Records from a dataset

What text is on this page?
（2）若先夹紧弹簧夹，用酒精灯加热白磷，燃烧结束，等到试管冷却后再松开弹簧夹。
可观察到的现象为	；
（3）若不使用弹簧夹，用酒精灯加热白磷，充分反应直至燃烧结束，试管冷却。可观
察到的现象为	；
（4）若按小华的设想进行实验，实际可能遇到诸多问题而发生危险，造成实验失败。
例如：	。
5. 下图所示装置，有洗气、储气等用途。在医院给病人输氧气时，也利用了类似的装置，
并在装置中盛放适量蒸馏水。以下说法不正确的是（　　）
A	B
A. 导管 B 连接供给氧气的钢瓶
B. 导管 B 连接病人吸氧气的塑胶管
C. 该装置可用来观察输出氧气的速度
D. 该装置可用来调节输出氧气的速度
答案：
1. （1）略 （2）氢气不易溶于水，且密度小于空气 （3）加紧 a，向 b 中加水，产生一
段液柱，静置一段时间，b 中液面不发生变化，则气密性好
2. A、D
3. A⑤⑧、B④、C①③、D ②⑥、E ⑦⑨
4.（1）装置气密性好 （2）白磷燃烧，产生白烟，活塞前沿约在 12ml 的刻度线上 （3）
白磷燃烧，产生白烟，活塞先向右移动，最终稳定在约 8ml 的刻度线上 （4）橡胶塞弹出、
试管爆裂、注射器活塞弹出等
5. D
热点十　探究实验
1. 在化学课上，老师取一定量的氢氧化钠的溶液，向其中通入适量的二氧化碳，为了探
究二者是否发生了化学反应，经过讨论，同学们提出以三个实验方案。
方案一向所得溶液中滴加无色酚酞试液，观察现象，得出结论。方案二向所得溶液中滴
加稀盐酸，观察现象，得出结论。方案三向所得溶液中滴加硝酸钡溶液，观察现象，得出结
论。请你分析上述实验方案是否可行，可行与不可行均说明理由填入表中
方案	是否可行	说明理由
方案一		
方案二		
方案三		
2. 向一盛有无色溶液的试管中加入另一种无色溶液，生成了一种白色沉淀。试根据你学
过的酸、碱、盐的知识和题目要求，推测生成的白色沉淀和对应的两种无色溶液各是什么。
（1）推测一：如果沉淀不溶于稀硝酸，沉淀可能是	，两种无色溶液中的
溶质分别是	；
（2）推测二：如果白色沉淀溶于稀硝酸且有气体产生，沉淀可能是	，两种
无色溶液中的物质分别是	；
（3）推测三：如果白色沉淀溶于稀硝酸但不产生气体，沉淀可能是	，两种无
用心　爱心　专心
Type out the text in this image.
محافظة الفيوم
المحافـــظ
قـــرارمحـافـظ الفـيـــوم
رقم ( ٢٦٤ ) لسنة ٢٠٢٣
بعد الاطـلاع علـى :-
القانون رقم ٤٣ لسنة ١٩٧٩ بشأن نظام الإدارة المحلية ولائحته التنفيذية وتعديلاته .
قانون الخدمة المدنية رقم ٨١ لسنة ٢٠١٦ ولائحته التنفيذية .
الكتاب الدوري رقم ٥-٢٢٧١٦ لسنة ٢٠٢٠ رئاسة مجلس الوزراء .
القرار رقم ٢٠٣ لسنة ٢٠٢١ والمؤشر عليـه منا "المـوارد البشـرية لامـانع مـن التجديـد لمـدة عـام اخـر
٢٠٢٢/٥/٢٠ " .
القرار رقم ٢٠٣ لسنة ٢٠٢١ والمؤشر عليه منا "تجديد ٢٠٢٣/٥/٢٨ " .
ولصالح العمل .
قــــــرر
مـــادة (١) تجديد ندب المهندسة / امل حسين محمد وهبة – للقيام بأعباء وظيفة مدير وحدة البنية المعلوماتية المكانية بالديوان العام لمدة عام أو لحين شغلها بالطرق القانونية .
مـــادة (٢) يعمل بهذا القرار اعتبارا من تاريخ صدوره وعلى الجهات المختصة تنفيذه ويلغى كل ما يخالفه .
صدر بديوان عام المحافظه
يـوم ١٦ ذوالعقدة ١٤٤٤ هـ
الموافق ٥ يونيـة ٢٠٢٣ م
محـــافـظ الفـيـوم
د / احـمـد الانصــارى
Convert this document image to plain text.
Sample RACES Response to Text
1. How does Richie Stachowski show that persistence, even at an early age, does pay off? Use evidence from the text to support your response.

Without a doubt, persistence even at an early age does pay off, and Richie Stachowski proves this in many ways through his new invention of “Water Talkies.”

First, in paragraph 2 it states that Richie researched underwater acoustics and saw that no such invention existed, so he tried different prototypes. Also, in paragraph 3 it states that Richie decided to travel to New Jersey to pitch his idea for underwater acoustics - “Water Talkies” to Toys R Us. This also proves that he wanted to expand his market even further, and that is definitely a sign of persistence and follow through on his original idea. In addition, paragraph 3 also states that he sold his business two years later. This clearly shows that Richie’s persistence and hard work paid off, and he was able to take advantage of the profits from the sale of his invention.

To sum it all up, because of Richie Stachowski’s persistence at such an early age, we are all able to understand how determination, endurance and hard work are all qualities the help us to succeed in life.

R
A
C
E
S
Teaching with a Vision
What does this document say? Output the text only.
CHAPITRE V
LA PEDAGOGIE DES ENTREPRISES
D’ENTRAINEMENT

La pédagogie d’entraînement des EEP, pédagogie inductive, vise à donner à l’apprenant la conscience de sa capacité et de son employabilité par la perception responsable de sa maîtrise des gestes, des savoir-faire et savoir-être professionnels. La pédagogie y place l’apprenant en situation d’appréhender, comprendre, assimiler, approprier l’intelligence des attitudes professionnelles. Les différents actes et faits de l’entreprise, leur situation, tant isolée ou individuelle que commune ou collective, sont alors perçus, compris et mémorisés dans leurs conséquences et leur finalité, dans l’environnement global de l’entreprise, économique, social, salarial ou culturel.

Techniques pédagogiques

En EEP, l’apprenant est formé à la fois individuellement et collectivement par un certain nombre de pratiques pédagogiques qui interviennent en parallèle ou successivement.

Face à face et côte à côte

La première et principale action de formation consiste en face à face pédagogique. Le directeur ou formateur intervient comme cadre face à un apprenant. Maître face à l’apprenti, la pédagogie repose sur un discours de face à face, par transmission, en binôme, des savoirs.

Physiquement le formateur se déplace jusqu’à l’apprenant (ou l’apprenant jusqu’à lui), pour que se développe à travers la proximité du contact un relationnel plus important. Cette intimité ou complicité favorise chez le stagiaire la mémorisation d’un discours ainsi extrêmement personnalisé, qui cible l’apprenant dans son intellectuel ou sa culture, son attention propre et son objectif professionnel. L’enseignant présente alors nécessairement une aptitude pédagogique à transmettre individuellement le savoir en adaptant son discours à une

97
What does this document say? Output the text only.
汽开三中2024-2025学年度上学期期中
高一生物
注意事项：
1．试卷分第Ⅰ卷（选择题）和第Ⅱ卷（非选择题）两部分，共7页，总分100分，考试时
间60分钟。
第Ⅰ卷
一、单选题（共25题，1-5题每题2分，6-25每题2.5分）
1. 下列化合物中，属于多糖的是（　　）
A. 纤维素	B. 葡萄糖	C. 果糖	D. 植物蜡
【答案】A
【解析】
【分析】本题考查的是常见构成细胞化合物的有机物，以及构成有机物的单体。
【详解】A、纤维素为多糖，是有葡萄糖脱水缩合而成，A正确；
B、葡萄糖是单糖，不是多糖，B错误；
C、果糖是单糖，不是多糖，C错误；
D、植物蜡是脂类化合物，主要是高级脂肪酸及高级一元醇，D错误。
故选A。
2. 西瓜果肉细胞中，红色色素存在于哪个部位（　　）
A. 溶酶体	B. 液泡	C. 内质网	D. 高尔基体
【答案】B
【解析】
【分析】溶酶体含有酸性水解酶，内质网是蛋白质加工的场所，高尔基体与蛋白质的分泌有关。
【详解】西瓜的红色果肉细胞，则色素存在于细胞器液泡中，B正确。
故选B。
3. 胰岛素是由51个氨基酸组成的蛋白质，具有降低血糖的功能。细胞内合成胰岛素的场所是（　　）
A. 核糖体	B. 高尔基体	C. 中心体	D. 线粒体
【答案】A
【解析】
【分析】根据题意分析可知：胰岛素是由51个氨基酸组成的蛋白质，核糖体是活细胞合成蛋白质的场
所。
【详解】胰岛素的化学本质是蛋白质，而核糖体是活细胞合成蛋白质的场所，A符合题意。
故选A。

### [Set exercise]
Identify every line above with the string "的刻度线上" in it. Copy those lines.

### [Task response]
4.（1）装置气密性好 （2）白磷燃烧，产生白烟，活塞前沿约在 12ml 的刻度线上 （3）
白磷燃烧，产生白烟，活塞先向右移动，最终稳定在约 8ml 的刻度线上 （4）橡胶塞弹出、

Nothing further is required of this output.